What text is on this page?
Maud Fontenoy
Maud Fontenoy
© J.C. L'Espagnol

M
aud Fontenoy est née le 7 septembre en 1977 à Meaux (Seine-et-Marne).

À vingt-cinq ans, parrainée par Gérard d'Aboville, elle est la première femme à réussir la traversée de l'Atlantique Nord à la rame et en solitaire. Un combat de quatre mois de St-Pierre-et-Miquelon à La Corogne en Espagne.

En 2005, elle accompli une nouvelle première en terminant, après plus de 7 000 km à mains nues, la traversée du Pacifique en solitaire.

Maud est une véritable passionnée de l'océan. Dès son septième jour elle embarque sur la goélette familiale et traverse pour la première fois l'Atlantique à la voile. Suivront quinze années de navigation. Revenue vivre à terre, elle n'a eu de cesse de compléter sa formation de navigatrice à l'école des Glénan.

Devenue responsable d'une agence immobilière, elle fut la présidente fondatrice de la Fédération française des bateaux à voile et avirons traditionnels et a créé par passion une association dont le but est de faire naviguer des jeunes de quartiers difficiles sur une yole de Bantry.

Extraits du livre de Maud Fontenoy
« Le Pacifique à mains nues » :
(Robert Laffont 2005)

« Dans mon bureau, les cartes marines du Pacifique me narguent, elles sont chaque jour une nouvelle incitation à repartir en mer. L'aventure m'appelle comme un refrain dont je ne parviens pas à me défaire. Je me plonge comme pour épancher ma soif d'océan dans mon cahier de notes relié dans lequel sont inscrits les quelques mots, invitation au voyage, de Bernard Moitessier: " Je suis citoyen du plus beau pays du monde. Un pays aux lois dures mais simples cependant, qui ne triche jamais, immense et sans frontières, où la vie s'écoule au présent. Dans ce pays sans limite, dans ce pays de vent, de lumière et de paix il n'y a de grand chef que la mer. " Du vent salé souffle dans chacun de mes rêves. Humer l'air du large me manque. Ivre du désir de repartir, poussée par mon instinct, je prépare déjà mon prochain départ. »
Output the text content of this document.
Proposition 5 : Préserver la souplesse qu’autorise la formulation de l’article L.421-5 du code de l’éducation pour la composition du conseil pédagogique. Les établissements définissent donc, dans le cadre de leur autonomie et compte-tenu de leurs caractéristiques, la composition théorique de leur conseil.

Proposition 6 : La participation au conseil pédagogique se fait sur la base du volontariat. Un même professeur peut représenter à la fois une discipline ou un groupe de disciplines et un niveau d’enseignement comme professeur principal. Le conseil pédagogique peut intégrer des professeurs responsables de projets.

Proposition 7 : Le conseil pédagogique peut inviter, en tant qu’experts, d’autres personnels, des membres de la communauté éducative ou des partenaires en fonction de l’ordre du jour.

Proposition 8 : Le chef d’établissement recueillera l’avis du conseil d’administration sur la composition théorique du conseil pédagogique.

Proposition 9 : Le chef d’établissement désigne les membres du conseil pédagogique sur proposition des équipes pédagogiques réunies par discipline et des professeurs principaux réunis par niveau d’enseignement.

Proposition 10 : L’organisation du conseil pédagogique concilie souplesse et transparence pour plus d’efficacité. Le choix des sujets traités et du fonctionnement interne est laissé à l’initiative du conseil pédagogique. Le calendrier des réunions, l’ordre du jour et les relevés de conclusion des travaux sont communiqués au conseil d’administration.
============================================================
Short task. Select the lines from the entries that include the word "Fontenoy".

The response.
Maud Fontenoy
Maud Fontenoy
aud Fontenoy est née le 7 septembre en 1977 à Meaux (Seine-et-Marne).
Extraits du livre de Maud Fontenoy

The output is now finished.